CONSEGNA A: Ricopia tali e quali le righe dell'elenco che partono da quella con "materials-29-item: 花藝用鐵絲（26號）12cm×9支 <box>470" e arrivano a quella con "finish-diam-label: 花朵直徑 <box>590", tutte e due comprese.

==== PAGINA

Conto su di voi, cari Fratelli Cardinali, per far sì che
il principio della carità possa irradiarsi e riesca a vivificare la
Chiesa in ogni
grado della sua gerarchia, in ogni Comunità e Istituto religioso, in ogni iniziativa spirituale, apostolica e di animazione
sociale. Conto su di voi affinché il comune sforzo di fissare lo sguardo sul
Cuore aperto di Cristo renda più sicuro e spedito il cammino verso la piena unità dei cristiani. Conto su di voi perché, grazie all’attenta valorizzazione dei piccoli e dei poveri, la Chiesa
offra al mondo in modo incisivo l’annuncio e la sfida della civiltà
dell’amore. Tutto questo mi piace vedere simboleggiato nella porpora di cui siete insigniti.
Che essa sia veramente simbolo dell’ardente amore cristiano che traspare dalla vostra esistenza.

========
==== VOCI FORNITE

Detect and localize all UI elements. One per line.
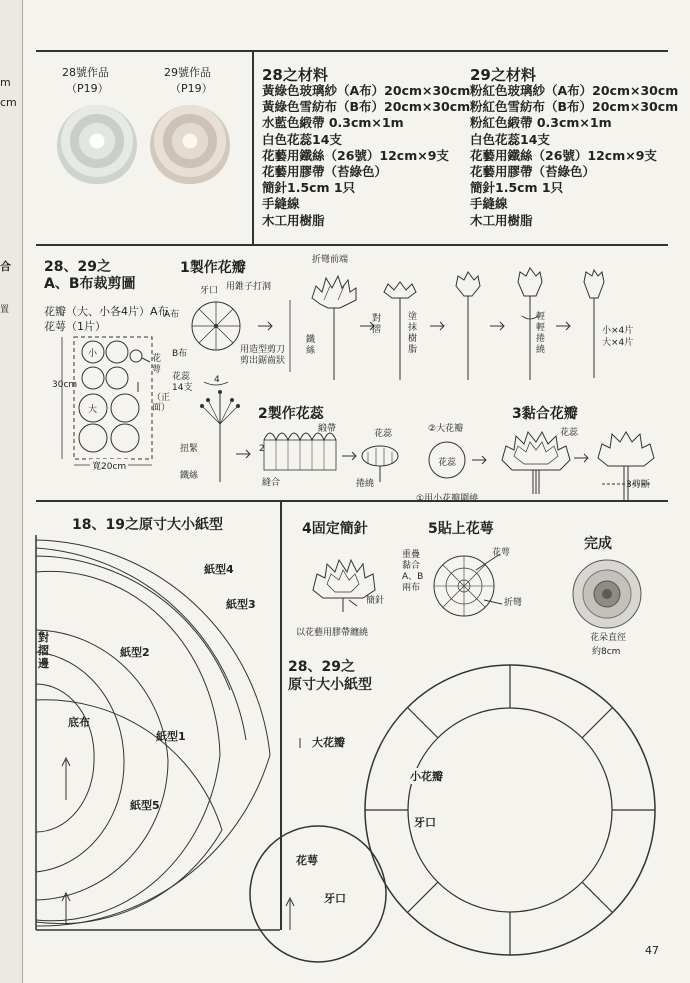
materials-29-item: 花藝用鐵絲（26號）12cm×9支 <box>470 147 657 163</box>
pattern2829-title-1: 28、29之 <box>288 659 355 675</box>
pattern2829-big-label: 大花瓣 <box>312 736 345 749</box>
step1-stamen-label: 花蕊14支 <box>172 372 193 393</box>
left-margin-text-1: m <box>0 76 11 89</box>
pattern1819-fold-edge: 對摺邊 <box>38 631 49 670</box>
materials-29-item: 粉紅色緞帶 0.3cm×1m <box>470 115 612 131</box>
step5-fold-label: 折彎 <box>504 598 523 608</box>
pattern1819-base: 底布 <box>68 716 90 729</box>
materials-29-title: 29之材料 <box>470 66 536 84</box>
cutting-height-label: 30cm <box>52 380 78 390</box>
step1-fold-end-label: 折彎前端 <box>312 255 349 265</box>
left-margin-text-4: 置 <box>0 305 10 315</box>
step1-glue-label: 塗抹樹脂 <box>408 312 418 355</box>
step1-scissors-label: 用造型剪刀剪出鋸齒狀 <box>240 345 286 366</box>
materials-29-item: 白色花蕊14支 <box>470 131 550 147</box>
step4-pin-label: 簡針 <box>366 596 385 606</box>
pattern1819-p1: 紙型1 <box>156 730 186 743</box>
step2-2-label: 2 <box>259 444 265 454</box>
pattern2829-slit2-label: 牙口 <box>324 892 346 905</box>
finish-title: 完成 <box>584 536 612 552</box>
finish-diam-label: 花朵直徑 <box>590 633 627 643</box>
step5-overlap-label: 重疊黏合 A、B兩布 <box>402 550 424 593</box>
materials-29-item: 粉紅色雪紡布（B布）20cm×30cm <box>470 99 679 115</box>
pattern1819-title: 18、19之原寸大小紙型 <box>72 517 223 533</box>
step1-count-label: 小×4片 大×4片 <box>602 326 634 348</box>
materials-28-item: 花藝用鐵絲（26號）12cm×9支 <box>262 147 449 163</box>
step3-title: 3黏合花瓣 <box>512 406 578 422</box>
pattern2829-slit-label: 牙口 <box>414 816 436 829</box>
pattern1819-p4: 紙型4 <box>204 563 234 576</box>
work-29-title: 29號作品 <box>164 66 211 79</box>
step1-a-label: A布 <box>164 310 180 320</box>
step3-center-label: 花蕊 <box>438 458 457 468</box>
materials-28-item: 黃綠色雪紡布（B布）20cm×30cm <box>262 99 471 115</box>
materials-28-item: 手縫線 <box>262 196 300 212</box>
step2-twist-label: 扭緊 <box>180 444 199 454</box>
work-29-ref: （P19） <box>170 82 213 95</box>
materials-28-item: 木工用樹脂 <box>262 212 325 228</box>
finish-diam2-label: 約8cm <box>592 647 621 657</box>
step2-wrap-label: 捲繞 <box>356 479 375 489</box>
pattern2829-small-label: 小花瓣 <box>410 770 443 783</box>
step3-big-label: ②大花瓣 <box>428 424 464 434</box>
step1-title: 1製作花瓣 <box>180 260 246 276</box>
pattern1819-p2: 紙型2 <box>120 646 150 659</box>
cutting-sepal-label: 花萼 <box>152 354 162 375</box>
cutting-title-1: 28、29之 <box>44 259 111 275</box>
step1-slit-label: 牙口 <box>200 286 219 296</box>
step2-title: 2製作花蕊 <box>258 406 324 422</box>
step2-wire-label: 鐵絲 <box>180 471 199 481</box>
materials-28-item: 花藝用膠帶（苔綠色） <box>262 164 388 180</box>
step3-small-label: ①用小花瓣圍繞 <box>416 494 479 504</box>
page-number: 47 <box>645 944 659 957</box>
pattern2829-sepal-label: 花萼 <box>296 854 318 867</box>
step4-title: 4固定簡針 <box>302 521 368 537</box>
cutting-front-label: （正面） <box>152 393 171 413</box>
step1-4-label: 4 <box>214 375 220 385</box>
step3-stamen-label: 花蕊 <box>560 428 579 438</box>
left-margin-text-3: 合 <box>0 260 11 273</box>
cutting-small-label: 小 <box>88 349 98 359</box>
cutting-width-label: 寬20cm <box>90 459 128 472</box>
step5-title: 5貼上花萼 <box>428 521 494 537</box>
cutting-title-2: A、B布裁剪圖 <box>44 276 136 292</box>
step1-b-label: B布 <box>172 349 188 359</box>
materials-29-item: 簡針1.5cm 1只 <box>470 180 564 196</box>
cutting-line-2: 花萼（1片） <box>44 320 106 333</box>
step5-sepal-label: 花萼 <box>492 548 511 558</box>
materials-29-item: 粉紅色玻璃紗（A布）20cm×30cm <box>470 83 679 98</box>
step2-sew-label: 縫合 <box>262 478 281 488</box>
materials-29-item: 花藝用膠帶（苔綠色） <box>470 164 596 180</box>
cutting-line-1: 花瓣（大、小各4片）A布 <box>44 305 169 318</box>
materials-29-item: 木工用樹脂 <box>470 212 533 228</box>
materials-28-item: 水藍色緞帶 0.3cm×1m <box>262 115 404 131</box>
pattern1819-p3: 紙型3 <box>226 598 256 611</box>
work-28-ref: （P19） <box>66 82 109 95</box>
step1-wire-label: 鐵絲 <box>306 335 316 356</box>
pattern2829-title-2: 原寸大小紙型 <box>288 677 372 693</box>
materials-29-item: 手縫線 <box>470 196 508 212</box>
step2-stamen-label: 花蕊 <box>374 429 393 439</box>
step1-roll-label: 輕輕捲繞 <box>536 312 546 355</box>
step1-fold-label: 對摺 <box>372 314 382 335</box>
step2-ribbon-label: 緞帶 <box>318 424 337 434</box>
pattern1819-p5: 紙型5 <box>130 799 160 812</box>
step4-wrap-label: 以花藝用膠帶纏繞 <box>296 628 369 638</box>
work-28-title: 28號作品 <box>62 66 109 79</box>
materials-28-item: 黃綠色玻璃紗（A布）20cm×30cm <box>262 83 471 98</box>
materials-28-title: 28之材料 <box>262 66 328 84</box>
step3-cut-label: 3剪斷 <box>626 480 650 490</box>
step1-awl-label: 用錐子打洞 <box>226 282 272 292</box>
materials-28-item: 簡針1.5cm 1只 <box>262 180 356 196</box>
left-margin-text-2: cm <box>0 96 17 109</box>
cutting-big-label: 大 <box>88 405 98 415</box>
materials-28-item: 白色花蕊14支 <box>262 131 342 147</box>
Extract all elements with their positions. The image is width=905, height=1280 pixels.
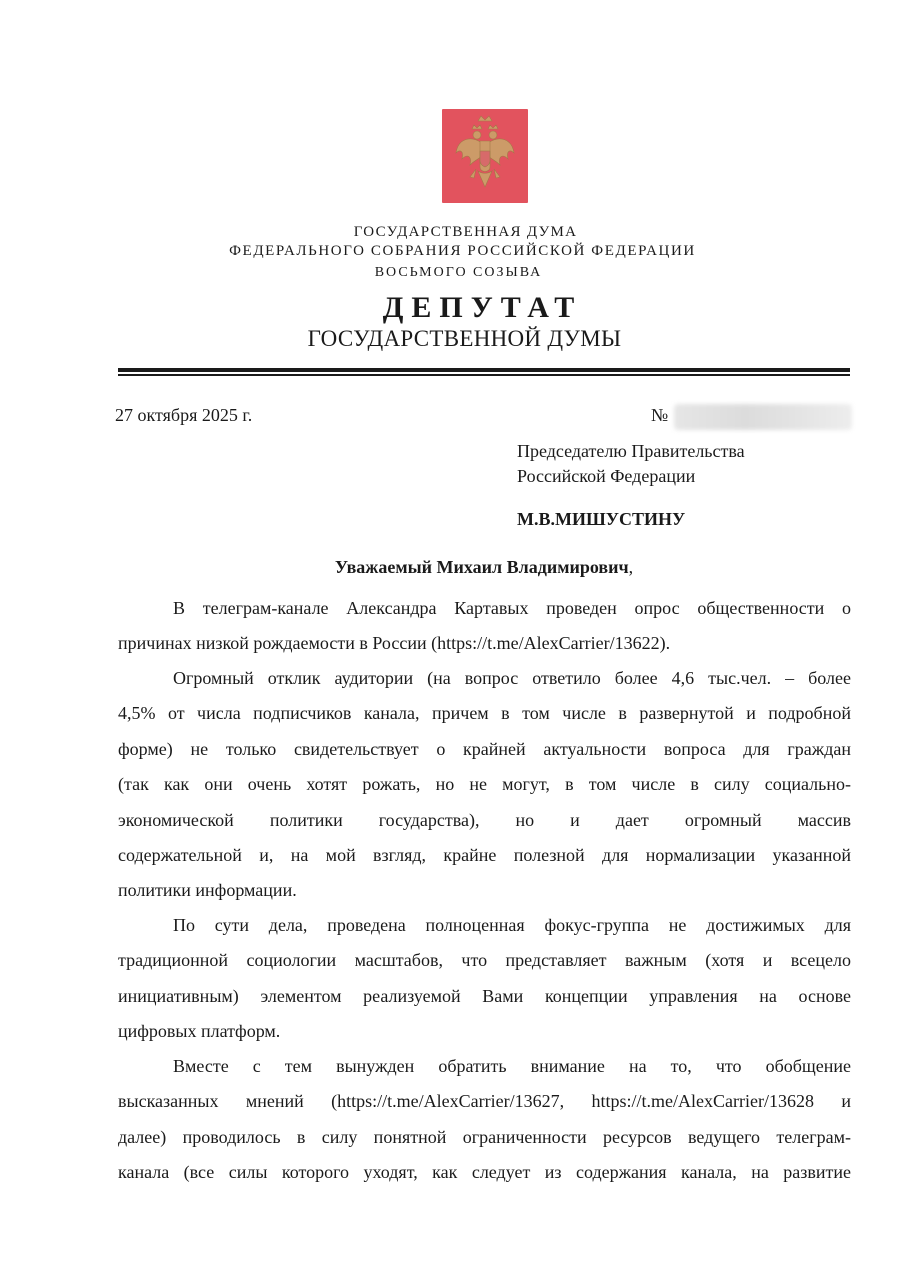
paragraph-line: высказанных мнений (https://t.me/AlexCarrier/13627, https://t.me/AlexCarrier/13628 и	[118, 1091, 851, 1112]
body-paragraph	[118, 908, 851, 1050]
paragraph-line: (так как они очень хотят рожать, но не могут, в том числе в силу социально-	[118, 774, 851, 795]
paragraph-line: экономической политики государства), но и дает огромный массив	[118, 809, 851, 830]
header-divider-thick	[118, 368, 850, 372]
paragraph-line: инициативным) элементом реализуемой Вами концепции управления на основе	[118, 985, 851, 1006]
addressee-line: Российской Федерации	[517, 466, 696, 486]
paragraph-line: 4,5% от числа подписчиков канала, причем в том числе в развернутой и подробной	[118, 703, 851, 724]
paragraph-line: далее) проводилось в силу понятной ограниченности ресурсов ведущего телеграм-	[118, 1126, 851, 1147]
addressee-name: М.В.МИШУСТИНУ	[517, 509, 686, 529]
letter-date: 27 октября 2025 г.	[115, 405, 253, 425]
addressee-line: Председателю Правительства	[517, 441, 745, 461]
addressee-block	[517, 439, 745, 489]
header-line-federal-assembly: ФЕДЕРАЛЬНОГО СОБРАНИЯ РОССИЙСКОЙ ФЕДЕРАЦИИ	[229, 243, 696, 259]
paragraph-line: причинах низкой рождаемости в России (https://t.me/AlexCarrier/13622).	[118, 633, 671, 654]
body-paragraph	[118, 1049, 851, 1191]
paragraph-line: содержательной и, на мой взгляд, крайне полезной для нормализации указанной	[118, 845, 851, 866]
salutation	[0, 557, 905, 578]
paragraph-line: В телеграм-канале Александра Картавых проведен опрос общественности о	[173, 598, 851, 618]
paragraph-line: По сути дела, проведена полноценная фокус-группа не достижимых для	[173, 915, 851, 935]
body-paragraph	[118, 591, 851, 662]
paragraph-line: Огромный отклик аудитории (на вопрос ответило более 4,6 тыс.чел. – более	[173, 668, 851, 688]
paragraph-line: политики информации.	[118, 880, 297, 901]
body-paragraph	[118, 661, 851, 909]
paragraph-line: форме) не только свидетельствует о крайней актуальности вопроса для граждан	[118, 738, 851, 759]
header-line-convocation: ВОСЬМОГО СОЗЫВА	[374, 265, 543, 280]
paragraph-line: традиционной социологии масштабов, что представляет важным (хотя и всецело	[118, 950, 851, 971]
letterhead-title: ДЕПУТАТ	[382, 291, 583, 324]
paragraph-line: цифровых платформ.	[118, 1021, 281, 1042]
redacted-number	[674, 404, 852, 430]
header-divider-thin	[118, 374, 850, 376]
outgoing-number-label: №	[651, 405, 669, 425]
letterhead-subtitle: ГОСУДАРСТВЕННОЙ ДУМЫ	[307, 326, 622, 351]
russian-coat-of-arms-icon	[442, 109, 528, 203]
salutation-text: Уважаемый Михаил Владимирович	[334, 557, 629, 577]
salutation-punct: ,	[628, 557, 634, 577]
header-line-duma: ГОСУДАРСТВЕННАЯ ДУМА	[353, 224, 578, 240]
paragraph-line: канала (все силы которого уходят, как следует из содержания канала, на развитие	[118, 1162, 851, 1183]
paragraph-line: Вместе с тем вынужден обратить внимание на то, что обобщение	[173, 1056, 851, 1076]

========

CONSEGNA B: Ripeti parola per parola il passo della pagina che parte da "Conto su di voi, cari" e arriva a "cui siete insigniti.".

RISULTATO A:
materials-29-item: 花藝用鐵絲（26號）12cm×9支 <box>470 147 657 163</box>
pattern2829-title-1: 28、29之 <box>288 659 355 675</box>
pattern2829-big-label: 大花瓣 <box>312 736 345 749</box>
step1-stamen-label: 花蕊14支 <box>172 372 193 393</box>
left-margin-text-1: m <box>0 76 11 89</box>
pattern1819-fold-edge: 對摺邊 <box>38 631 49 670</box>
materials-29-item: 粉紅色緞帶 0.3cm×1m <box>470 115 612 131</box>
step5-fold-label: 折彎 <box>504 598 523 608</box>
pattern1819-base: 底布 <box>68 716 90 729</box>
materials-29-title: 29之材料 <box>470 66 536 84</box>
cutting-height-label: 30cm <box>52 380 78 390</box>
step1-fold-end-label: 折彎前端 <box>312 255 349 265</box>
left-margin-text-4: 置 <box>0 305 10 315</box>
step1-glue-label: 塗抹樹脂 <box>408 312 418 355</box>
step1-scissors-label: 用造型剪刀剪出鋸齒狀 <box>240 345 286 366</box>
materials-29-item: 白色花蕊14支 <box>470 131 550 147</box>
step4-pin-label: 簡針 <box>366 596 385 606</box>
pattern1819-p1: 紙型1 <box>156 730 186 743</box>
step2-2-label: 2 <box>259 444 265 454</box>
pattern2829-slit2-label: 牙口 <box>324 892 346 905</box>
finish-title: 完成 <box>584 536 612 552</box>
finish-diam-label: 花朵直徑 <box>590 633 627 643</box>

RISULTATO B:
Conto su di voi, cari Fratelli Cardinali, per far sì che
il principio della carità possa irradiarsi e riesca a vivificare la
Chiesa in ogni
grado della sua gerarchia, in ogni Comunità e Istituto religioso, in ogni iniziativa spirituale, apostolica e di animazione
sociale. Conto su di voi affinché il comune sforzo di fissare lo sguardo sul
Cuore aperto di Cristo renda più sicuro e spedito il cammino verso la piena unità dei cristiani. Conto su di voi perché, grazie all’attenta valorizzazione dei piccoli e dei poveri, la Chiesa
offra al mondo in modo incisivo l’annuncio e la sfida della civiltà
dell’amore. Tutto questo mi piace vedere simboleggiato nella porpora di cui siete insigniti.